_GIVEN PROBLEM_. Scan the lines and state how many carry "Business". Leave out everything but the number.

Begin PROVIDED DATA

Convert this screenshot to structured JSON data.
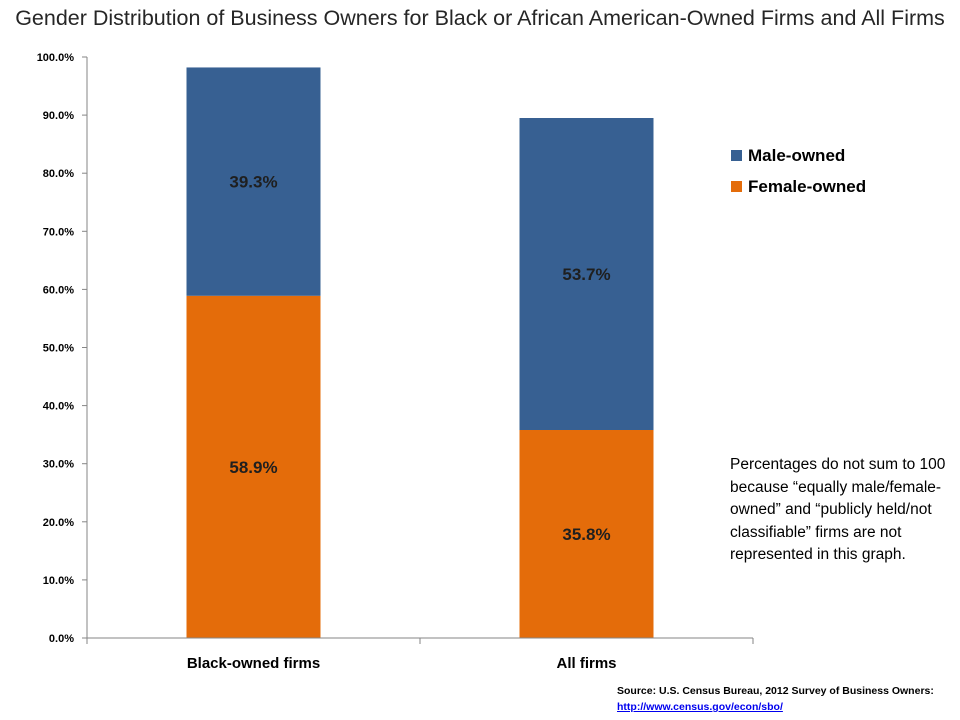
{
  "chart_data": {
    "type": "bar",
    "stacked": true,
    "title": "Gender Distribution of Business Owners for Black or African American-Owned Firms and All Firms",
    "categories": [
      "Black-owned firms",
      "All firms"
    ],
    "series": [
      {
        "name": "Female-owned",
        "values": [
          58.9,
          35.8
        ],
        "labels": [
          "58.9%",
          "35.8%"
        ],
        "color": "#e46c0a"
      },
      {
        "name": "Male-owned",
        "values": [
          39.3,
          53.7
        ],
        "labels": [
          "39.3%",
          "53.7%"
        ],
        "color": "#376092"
      }
    ],
    "ylim": [
      0,
      100
    ],
    "yticks": [
      "0.0%",
      "10.0%",
      "20.0%",
      "30.0%",
      "40.0%",
      "50.0%",
      "60.0%",
      "70.0%",
      "80.0%",
      "90.0%",
      "100.0%"
    ],
    "xlabel": "",
    "ylabel": "",
    "grid": false,
    "legend_position": "right",
    "legend": [
      "Male-owned",
      "Female-owned"
    ],
    "note": "Percentages do not sum to 100 because “equally male/female-owned” and “publicly held/not classifiable” firms are not represented in this graph."
  },
  "source": {
    "text": "Source: U.S. Census Bureau, 2012 Survey of Business Owners:",
    "link": "http://www.census.gov/econ/sbo/"
  }
}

End PROVIDED DATA

_WORKED SOLUTION_. 2